Short exercise = Copy out every item below word for word, line by line.

Dataset rows =
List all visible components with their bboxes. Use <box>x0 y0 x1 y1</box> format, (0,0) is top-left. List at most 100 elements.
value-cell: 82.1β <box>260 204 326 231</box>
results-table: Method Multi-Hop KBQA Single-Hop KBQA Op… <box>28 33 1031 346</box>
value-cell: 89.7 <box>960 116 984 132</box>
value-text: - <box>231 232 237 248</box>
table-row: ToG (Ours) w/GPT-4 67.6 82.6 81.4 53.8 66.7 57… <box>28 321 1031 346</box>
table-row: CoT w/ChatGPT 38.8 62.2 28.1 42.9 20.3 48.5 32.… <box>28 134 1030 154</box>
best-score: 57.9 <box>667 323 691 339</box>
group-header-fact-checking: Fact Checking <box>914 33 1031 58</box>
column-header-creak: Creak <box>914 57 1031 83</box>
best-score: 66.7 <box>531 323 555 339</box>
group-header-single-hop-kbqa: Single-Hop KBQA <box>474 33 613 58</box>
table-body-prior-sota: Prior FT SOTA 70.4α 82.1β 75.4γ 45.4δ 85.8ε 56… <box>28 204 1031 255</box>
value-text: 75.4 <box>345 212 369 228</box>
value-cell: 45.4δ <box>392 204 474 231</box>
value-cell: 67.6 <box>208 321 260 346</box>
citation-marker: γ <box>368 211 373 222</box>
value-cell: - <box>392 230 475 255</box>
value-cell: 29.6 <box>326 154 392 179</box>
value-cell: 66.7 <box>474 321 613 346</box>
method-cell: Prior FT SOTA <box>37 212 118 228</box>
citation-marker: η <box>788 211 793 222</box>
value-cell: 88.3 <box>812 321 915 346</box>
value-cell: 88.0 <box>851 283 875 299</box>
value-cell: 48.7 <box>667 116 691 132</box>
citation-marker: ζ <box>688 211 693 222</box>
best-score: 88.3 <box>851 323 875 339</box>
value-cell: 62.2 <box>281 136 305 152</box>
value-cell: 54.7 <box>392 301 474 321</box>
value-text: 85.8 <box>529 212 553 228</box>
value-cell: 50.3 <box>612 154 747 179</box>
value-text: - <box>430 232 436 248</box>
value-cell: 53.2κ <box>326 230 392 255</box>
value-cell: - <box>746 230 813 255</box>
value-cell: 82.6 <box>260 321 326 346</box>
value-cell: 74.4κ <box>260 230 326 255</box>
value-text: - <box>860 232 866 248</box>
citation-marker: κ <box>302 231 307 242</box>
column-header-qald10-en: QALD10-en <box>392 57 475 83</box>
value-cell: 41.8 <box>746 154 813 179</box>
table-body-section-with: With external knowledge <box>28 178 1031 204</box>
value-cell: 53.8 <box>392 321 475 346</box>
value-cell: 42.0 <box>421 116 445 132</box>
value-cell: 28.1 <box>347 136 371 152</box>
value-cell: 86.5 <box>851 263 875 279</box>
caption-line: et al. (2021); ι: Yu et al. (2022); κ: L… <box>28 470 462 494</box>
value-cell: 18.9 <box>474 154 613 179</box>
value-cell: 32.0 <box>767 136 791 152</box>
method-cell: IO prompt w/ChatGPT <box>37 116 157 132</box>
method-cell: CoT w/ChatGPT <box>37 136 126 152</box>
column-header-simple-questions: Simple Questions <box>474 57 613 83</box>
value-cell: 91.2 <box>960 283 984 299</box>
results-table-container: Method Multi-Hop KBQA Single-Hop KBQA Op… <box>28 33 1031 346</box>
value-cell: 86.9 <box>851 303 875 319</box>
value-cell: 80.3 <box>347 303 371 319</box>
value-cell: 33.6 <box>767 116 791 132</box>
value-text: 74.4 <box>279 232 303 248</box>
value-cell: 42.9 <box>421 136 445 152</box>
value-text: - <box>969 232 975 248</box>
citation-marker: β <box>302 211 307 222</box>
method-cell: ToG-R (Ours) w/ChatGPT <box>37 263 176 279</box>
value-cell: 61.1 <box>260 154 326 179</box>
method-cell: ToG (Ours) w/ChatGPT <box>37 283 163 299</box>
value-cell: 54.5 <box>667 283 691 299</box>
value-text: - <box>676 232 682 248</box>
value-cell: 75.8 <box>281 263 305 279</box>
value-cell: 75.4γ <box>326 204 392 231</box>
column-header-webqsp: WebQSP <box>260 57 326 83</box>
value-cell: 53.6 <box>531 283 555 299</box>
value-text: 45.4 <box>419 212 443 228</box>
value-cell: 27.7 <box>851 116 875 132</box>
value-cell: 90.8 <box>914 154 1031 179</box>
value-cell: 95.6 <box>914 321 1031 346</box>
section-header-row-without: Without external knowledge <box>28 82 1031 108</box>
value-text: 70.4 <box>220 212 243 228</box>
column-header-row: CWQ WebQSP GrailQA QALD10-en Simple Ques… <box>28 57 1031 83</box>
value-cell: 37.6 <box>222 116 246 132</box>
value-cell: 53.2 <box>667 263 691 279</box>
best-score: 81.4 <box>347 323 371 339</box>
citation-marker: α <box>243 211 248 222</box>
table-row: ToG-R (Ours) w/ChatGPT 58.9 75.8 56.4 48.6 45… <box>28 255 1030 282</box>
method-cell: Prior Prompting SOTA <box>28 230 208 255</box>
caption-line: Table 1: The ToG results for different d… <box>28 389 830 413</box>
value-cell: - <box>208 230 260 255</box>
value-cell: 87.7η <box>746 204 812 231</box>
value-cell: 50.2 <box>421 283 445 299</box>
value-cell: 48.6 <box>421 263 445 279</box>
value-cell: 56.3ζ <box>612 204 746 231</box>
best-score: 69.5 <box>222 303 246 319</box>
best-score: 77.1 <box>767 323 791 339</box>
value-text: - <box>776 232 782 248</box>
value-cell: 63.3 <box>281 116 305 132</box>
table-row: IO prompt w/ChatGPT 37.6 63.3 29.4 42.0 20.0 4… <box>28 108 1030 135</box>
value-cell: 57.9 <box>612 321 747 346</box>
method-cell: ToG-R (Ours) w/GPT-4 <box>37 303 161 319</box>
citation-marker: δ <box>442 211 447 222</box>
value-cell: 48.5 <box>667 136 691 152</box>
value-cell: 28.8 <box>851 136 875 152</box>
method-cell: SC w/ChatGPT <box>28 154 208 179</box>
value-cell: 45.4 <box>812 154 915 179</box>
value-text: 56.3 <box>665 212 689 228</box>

Solution to this exercise =
List all visible components with their bboxes. Use <box>x0 y0 x1 y1</box> format, (0,0) is top-left. List at most 100 elements.
value-cell: 82.1β <box>260 204 326 231</box>
results-table: Method Multi-Hop KBQA Single-Hop KBQA Op… <box>28 33 1031 346</box>
value-cell: 89.7 <box>960 116 984 132</box>
value-text: - <box>231 232 237 248</box>
table-row: ToG (Ours) w/GPT-4 67.6 82.6 81.4 53.8 66.7 57… <box>28 321 1031 346</box>
table-row: CoT w/ChatGPT 38.8 62.2 28.1 42.9 20.3 48.5 32.… <box>28 134 1030 154</box>
best-score: 57.9 <box>667 323 691 339</box>
group-header-fact-checking: Fact Checking <box>914 33 1031 58</box>
column-header-creak: Creak <box>914 57 1031 83</box>
best-score: 66.7 <box>531 323 555 339</box>
group-header-single-hop-kbqa: Single-Hop KBQA <box>474 33 613 58</box>
table-body-prior-sota: Prior FT SOTA 70.4α 82.1β 75.4γ 45.4δ 85.8ε 56… <box>28 204 1031 255</box>
value-text: 75.4 <box>345 212 369 228</box>
value-cell: 45.4δ <box>392 204 474 231</box>
value-cell: 67.6 <box>208 321 260 346</box>
citation-marker: γ <box>368 211 373 222</box>
value-cell: - <box>392 230 475 255</box>
value-cell: 29.6 <box>326 154 392 179</box>
value-cell: 66.7 <box>474 321 613 346</box>
method-cell: Prior FT SOTA <box>37 212 118 228</box>
citation-marker: η <box>788 211 793 222</box>
value-cell: 88.3 <box>812 321 915 346</box>
value-cell: 88.0 <box>851 283 875 299</box>
value-cell: 48.7 <box>667 116 691 132</box>
citation-marker: ζ <box>688 211 693 222</box>
best-score: 88.3 <box>851 323 875 339</box>
value-cell: 62.2 <box>281 136 305 152</box>
value-cell: 54.7 <box>392 301 474 321</box>
value-text: 85.8 <box>529 212 553 228</box>
value-cell: 50.3 <box>612 154 747 179</box>
value-text: - <box>430 232 436 248</box>
value-cell: 53.2κ <box>326 230 392 255</box>
value-cell: - <box>746 230 813 255</box>
value-cell: 82.6 <box>260 321 326 346</box>
value-cell: 74.4κ <box>260 230 326 255</box>
value-text: - <box>860 232 866 248</box>
citation-marker: κ <box>302 231 307 242</box>
column-header-qald10-en: QALD10-en <box>392 57 475 83</box>
value-cell: 41.8 <box>746 154 813 179</box>
table-body-section-with: With external knowledge <box>28 178 1031 204</box>
value-cell: 53.8 <box>392 321 475 346</box>
value-cell: 42.0 <box>421 116 445 132</box>
value-cell: 28.1 <box>347 136 371 152</box>
value-cell: 86.5 <box>851 263 875 279</box>
caption-line: et al. (2021); ι: Yu et al. (2022); κ: L… <box>28 470 462 494</box>
value-cell: 18.9 <box>474 154 613 179</box>
value-cell: 32.0 <box>767 136 791 152</box>
method-cell: IO prompt w/ChatGPT <box>37 116 157 132</box>
method-cell: CoT w/ChatGPT <box>37 136 126 152</box>
column-header-simple-questions: Simple Questions <box>474 57 613 83</box>
value-cell: 91.2 <box>960 283 984 299</box>
results-table-container: Method Multi-Hop KBQA Single-Hop KBQA Op… <box>28 33 1031 346</box>
value-cell: 86.9 <box>851 303 875 319</box>
value-cell: 80.3 <box>347 303 371 319</box>
value-cell: 33.6 <box>767 116 791 132</box>
value-text: 74.4 <box>279 232 303 248</box>
value-cell: 42.9 <box>421 136 445 152</box>
value-text: - <box>969 232 975 248</box>
citation-marker: β <box>302 211 307 222</box>
method-cell: ToG-R (Ours) w/ChatGPT <box>37 263 176 279</box>
value-cell: 61.1 <box>260 154 326 179</box>
method-cell: ToG (Ours) w/ChatGPT <box>37 283 163 299</box>
value-cell: 54.5 <box>667 283 691 299</box>
value-text: - <box>676 232 682 248</box>
value-cell: 75.8 <box>281 263 305 279</box>
value-cell: 75.4γ <box>326 204 392 231</box>
column-header-webqsp: WebQSP <box>260 57 326 83</box>
value-cell: 53.6 <box>531 283 555 299</box>
value-text: 45.4 <box>419 212 443 228</box>
value-cell: 27.7 <box>851 116 875 132</box>
value-cell: 90.8 <box>914 154 1031 179</box>
value-cell: 95.6 <box>914 321 1031 346</box>
section-header-row-without: Without external knowledge <box>28 82 1031 108</box>
value-text: 70.4 <box>220 212 243 228</box>
column-header-row: CWQ WebQSP GrailQA QALD10-en Simple Ques… <box>28 57 1031 83</box>
value-cell: 37.6 <box>222 116 246 132</box>
value-cell: 53.2 <box>667 263 691 279</box>
best-score: 81.4 <box>347 323 371 339</box>
citation-marker: α <box>243 211 248 222</box>
table-row: ToG-R (Ours) w/ChatGPT 58.9 75.8 56.4 48.6 45… <box>28 255 1030 282</box>
method-cell: Prior Prompting SOTA <box>28 230 208 255</box>
caption-line: Table 1: The ToG results for different d… <box>28 389 830 413</box>
value-cell: - <box>208 230 260 255</box>
value-cell: 87.7η <box>746 204 812 231</box>
value-cell: 50.2 <box>421 283 445 299</box>
value-cell: 48.6 <box>421 263 445 279</box>
value-cell: 56.3ζ <box>612 204 746 231</box>
best-score: 69.5 <box>222 303 246 319</box>
best-score: 77.1 <box>767 323 791 339</box>
value-text: - <box>776 232 782 248</box>
value-cell: 63.3 <box>281 116 305 132</box>
table-row: IO prompt w/ChatGPT 37.6 63.3 29.4 42.0 20.0 4… <box>28 108 1030 135</box>
value-cell: 57.9 <box>612 321 747 346</box>
method-cell: ToG-R (Ours) w/GPT-4 <box>37 303 161 319</box>
citation-marker: δ <box>442 211 447 222</box>
value-cell: 48.5 <box>667 136 691 152</box>
value-cell: 28.8 <box>851 136 875 152</box>
method-cell: SC w/ChatGPT <box>28 154 208 179</box>
value-cell: 45.4 <box>812 154 915 179</box>
value-text: 56.3 <box>665 212 689 228</box>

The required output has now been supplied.